*STUDY TEXT*

To be more concise, if only for that need to support existing production systems handling these types seems reasonable and makes sense.

In the above use case scenario OffsetDateTime / ZonedDateTime in relation to timestampz is pretty important. In the business application process no assumptions are needed with regard to system operations on the "when" part of a coding requirement.

That the jdbc driver that pre-dates the non-blocking efforts in vertx has handled this java class and type mapping for 9+ years would seem to justify it making sense to also support these classes. Meaning it should make sense that JDK classes are being used along with the corresponding pg datatype in production systems.

In any event, it would be a plus if the driver could be depended upon to handle the date and time datatypes that are part of the JDK gracefully. That would also seem to make sense.

I think the "Why not?" question raised by @DavideD above is a fair question.

The classes are in the JDK and there is a datatype in the database that handles the data from these classes correctly. So, why not support?

Support would be a good thing.

gesker avatar Jul 17 '22 09:07 gesker

As an implementor of a fully compliant JDBC driver for PostgreSQL (http://github.com/impossibl/pgjdbc-ng)... please let me suggest allowing local times here is the wrong path.

*TASKS AND EXERCISES*
1. The driver discussion says the jdbc driver has handled this java class and type mapping for how long?
2. Print the part of the driver discussion between "To be more concise, if" and "in production systems.", inclusive.

Dataset entries:

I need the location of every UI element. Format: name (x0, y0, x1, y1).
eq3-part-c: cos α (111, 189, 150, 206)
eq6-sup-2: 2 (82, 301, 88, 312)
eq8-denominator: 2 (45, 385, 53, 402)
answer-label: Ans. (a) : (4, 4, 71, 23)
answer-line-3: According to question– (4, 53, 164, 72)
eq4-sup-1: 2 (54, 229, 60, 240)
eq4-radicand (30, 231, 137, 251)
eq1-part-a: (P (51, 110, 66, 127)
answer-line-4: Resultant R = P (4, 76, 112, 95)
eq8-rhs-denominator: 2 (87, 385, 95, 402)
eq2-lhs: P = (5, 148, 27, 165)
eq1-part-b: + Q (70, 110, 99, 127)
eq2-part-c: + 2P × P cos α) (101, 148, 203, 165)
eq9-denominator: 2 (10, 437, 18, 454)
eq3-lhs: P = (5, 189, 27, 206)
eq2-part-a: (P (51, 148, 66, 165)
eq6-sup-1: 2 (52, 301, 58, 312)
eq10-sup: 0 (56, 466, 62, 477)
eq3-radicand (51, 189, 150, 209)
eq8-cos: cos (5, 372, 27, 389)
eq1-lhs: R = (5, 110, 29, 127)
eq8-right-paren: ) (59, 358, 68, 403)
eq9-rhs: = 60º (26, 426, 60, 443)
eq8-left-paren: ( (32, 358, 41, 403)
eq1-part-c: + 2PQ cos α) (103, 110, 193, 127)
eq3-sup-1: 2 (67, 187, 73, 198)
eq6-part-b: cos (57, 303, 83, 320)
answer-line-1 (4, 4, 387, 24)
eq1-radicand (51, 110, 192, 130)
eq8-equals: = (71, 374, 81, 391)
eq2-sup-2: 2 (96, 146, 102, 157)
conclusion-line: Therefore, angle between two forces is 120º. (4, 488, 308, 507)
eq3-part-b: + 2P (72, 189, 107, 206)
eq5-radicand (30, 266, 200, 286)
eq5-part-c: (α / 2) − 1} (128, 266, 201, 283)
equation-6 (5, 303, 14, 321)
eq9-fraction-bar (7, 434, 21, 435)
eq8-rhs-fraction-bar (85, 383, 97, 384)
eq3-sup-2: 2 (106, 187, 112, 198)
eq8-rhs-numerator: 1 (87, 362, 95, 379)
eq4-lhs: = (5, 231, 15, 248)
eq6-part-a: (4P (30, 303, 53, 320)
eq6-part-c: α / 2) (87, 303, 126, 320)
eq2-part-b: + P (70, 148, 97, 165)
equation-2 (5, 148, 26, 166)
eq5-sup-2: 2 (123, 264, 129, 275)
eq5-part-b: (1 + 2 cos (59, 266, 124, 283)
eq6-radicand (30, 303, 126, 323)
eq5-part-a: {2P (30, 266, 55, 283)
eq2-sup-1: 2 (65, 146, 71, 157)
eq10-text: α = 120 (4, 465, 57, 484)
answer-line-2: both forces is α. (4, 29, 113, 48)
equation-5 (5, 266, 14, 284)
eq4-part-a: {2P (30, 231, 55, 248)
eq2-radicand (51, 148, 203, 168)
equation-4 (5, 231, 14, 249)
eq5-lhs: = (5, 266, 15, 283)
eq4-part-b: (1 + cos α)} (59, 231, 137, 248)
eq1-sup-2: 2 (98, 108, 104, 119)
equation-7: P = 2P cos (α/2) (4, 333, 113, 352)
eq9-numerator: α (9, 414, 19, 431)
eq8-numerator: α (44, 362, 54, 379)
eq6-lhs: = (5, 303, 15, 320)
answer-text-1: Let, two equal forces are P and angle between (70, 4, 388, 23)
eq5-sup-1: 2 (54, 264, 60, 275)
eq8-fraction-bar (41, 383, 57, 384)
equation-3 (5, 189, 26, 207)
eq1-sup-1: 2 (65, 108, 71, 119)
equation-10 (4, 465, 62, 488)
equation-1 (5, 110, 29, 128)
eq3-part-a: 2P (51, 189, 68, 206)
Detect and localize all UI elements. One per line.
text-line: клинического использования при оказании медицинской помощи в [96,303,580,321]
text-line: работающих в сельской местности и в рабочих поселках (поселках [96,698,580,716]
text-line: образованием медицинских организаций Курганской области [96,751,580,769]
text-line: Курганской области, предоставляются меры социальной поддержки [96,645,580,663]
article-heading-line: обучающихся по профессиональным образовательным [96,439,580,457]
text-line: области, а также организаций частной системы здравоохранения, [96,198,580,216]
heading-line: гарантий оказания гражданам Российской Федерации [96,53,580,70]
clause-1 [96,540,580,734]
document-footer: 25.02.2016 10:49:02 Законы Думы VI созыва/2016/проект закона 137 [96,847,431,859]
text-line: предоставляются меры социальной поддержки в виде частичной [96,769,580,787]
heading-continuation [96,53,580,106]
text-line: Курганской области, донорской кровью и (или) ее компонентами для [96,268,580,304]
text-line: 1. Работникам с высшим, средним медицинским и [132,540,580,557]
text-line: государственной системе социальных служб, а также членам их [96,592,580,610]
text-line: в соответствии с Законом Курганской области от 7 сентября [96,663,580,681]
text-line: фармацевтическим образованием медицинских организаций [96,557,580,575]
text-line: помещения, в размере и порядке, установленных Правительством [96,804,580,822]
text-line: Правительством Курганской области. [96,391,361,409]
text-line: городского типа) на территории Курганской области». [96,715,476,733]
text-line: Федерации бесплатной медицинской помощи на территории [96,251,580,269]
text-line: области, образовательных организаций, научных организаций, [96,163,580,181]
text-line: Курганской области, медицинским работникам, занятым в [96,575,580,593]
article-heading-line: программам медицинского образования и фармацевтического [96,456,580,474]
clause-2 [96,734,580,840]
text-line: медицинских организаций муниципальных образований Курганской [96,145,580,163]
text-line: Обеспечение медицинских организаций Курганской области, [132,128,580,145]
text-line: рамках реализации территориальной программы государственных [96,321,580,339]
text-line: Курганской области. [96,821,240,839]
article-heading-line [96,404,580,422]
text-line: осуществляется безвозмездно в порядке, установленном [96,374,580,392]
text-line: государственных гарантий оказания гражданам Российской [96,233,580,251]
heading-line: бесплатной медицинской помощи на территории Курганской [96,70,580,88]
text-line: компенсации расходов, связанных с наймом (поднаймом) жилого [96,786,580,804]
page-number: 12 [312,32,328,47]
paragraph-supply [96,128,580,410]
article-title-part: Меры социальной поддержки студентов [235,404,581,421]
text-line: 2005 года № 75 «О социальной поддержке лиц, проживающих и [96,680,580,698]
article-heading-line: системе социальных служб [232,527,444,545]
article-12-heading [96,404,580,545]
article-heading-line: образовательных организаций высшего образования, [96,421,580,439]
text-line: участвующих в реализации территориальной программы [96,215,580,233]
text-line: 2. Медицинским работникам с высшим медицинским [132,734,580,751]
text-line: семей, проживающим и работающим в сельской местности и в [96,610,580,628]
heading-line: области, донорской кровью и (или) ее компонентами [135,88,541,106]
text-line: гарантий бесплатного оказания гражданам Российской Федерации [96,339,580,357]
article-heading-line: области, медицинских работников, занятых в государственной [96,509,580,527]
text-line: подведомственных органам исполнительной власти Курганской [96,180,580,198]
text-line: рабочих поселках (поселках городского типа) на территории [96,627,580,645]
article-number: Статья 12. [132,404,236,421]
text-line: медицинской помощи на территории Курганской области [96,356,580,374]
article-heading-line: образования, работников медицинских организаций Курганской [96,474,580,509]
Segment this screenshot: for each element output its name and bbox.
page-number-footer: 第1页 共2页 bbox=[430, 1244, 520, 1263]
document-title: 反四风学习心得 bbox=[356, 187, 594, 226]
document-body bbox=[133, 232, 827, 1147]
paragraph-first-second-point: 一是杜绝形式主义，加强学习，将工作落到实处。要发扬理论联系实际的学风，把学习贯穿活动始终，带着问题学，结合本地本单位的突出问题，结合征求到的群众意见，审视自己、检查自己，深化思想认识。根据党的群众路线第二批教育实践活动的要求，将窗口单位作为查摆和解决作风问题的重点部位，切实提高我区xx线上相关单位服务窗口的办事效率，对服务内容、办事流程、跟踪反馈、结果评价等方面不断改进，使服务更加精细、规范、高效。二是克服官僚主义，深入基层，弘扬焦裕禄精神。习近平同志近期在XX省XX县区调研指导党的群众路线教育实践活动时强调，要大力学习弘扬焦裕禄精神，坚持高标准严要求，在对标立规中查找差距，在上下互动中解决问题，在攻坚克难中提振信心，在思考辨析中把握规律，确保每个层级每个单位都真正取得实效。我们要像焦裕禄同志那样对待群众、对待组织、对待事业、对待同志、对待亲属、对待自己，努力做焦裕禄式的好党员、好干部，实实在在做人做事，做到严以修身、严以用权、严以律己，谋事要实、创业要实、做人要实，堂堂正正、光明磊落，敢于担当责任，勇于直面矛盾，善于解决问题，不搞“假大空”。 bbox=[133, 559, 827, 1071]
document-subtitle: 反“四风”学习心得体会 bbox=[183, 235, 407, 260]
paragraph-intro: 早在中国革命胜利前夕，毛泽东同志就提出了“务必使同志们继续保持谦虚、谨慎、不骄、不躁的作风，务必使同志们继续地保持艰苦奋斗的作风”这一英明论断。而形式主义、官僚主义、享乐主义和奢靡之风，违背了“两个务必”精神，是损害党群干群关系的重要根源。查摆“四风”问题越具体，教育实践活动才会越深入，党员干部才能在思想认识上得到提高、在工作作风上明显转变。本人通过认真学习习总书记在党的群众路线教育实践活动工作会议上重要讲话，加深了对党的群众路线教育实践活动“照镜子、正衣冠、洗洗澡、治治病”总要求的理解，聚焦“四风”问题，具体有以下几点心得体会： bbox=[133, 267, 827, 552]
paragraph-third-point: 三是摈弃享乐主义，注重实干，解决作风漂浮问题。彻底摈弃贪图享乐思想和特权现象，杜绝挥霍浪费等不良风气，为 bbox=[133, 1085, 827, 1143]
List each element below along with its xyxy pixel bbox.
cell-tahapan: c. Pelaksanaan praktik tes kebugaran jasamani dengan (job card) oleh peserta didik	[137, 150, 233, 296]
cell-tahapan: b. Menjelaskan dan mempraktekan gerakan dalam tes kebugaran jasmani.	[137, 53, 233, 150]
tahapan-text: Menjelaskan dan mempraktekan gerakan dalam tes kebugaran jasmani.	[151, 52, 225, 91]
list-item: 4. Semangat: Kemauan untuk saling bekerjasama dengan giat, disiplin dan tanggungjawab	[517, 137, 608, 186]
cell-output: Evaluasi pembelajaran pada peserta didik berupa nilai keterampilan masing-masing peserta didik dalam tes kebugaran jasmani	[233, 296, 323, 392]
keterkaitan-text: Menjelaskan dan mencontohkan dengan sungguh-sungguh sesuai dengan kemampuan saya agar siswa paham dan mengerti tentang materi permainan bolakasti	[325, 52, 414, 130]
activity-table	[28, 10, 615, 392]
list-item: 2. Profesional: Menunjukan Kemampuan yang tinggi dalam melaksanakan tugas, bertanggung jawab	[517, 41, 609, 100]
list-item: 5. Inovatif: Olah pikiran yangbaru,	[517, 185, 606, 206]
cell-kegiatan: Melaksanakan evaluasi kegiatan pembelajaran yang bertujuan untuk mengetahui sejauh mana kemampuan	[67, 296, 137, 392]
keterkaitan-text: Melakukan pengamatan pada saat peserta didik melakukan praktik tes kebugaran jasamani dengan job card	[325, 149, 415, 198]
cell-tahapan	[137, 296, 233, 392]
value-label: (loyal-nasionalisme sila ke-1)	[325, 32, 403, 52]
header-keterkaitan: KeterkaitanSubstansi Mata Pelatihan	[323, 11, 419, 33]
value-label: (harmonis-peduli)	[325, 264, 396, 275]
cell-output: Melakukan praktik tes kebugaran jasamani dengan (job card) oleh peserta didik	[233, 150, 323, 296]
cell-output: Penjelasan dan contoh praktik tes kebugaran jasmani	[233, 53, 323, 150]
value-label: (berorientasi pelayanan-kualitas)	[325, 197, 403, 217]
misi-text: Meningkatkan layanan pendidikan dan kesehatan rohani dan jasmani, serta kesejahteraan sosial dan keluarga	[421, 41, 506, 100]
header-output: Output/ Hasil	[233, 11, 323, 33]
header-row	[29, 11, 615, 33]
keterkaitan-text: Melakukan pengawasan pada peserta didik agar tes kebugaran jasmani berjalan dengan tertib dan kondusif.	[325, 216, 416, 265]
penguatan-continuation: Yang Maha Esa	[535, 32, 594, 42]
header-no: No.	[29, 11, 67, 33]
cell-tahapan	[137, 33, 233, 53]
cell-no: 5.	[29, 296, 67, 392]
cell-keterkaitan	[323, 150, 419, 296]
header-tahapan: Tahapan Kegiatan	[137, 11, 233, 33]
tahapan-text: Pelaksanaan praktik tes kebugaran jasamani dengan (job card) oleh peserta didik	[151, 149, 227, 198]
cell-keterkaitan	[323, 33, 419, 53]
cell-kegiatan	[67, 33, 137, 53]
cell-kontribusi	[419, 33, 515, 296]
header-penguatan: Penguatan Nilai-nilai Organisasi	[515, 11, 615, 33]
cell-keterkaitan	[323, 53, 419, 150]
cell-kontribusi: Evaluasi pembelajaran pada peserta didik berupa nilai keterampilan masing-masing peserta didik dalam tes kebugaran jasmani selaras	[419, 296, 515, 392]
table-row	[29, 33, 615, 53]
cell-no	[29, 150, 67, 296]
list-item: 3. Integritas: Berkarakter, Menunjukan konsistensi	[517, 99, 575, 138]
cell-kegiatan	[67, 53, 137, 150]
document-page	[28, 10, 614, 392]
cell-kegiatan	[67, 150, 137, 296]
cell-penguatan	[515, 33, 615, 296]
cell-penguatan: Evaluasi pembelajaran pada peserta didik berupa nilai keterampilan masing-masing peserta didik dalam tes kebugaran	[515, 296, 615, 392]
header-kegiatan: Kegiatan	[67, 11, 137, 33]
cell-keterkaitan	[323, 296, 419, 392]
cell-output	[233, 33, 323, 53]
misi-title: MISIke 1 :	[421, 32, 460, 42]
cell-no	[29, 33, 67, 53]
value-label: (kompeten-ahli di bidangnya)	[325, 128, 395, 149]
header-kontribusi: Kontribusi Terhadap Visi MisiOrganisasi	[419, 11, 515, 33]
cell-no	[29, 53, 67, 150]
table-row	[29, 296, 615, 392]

*ACTIVITY ANSWERS*
1. For 9+ years.

2.
To be more concise, if only for that need to support existing production systems handling these types seems reasonable and makes sense.

In the above use case scenario OffsetDateTime / ZonedDateTime in relation to timestampz is pretty important. In the business application process no assumptions are needed with regard to system operations on the "when" part of a coding requirement.

That the jdbc driver that pre-dates the non-blocking efforts in vertx has handled this java class and type mapping for 9+ years would seem to justify it making sense to also support these classes. Meaning it should make sense that JDK classes are being used along with the corresponding pg datatype in production systems.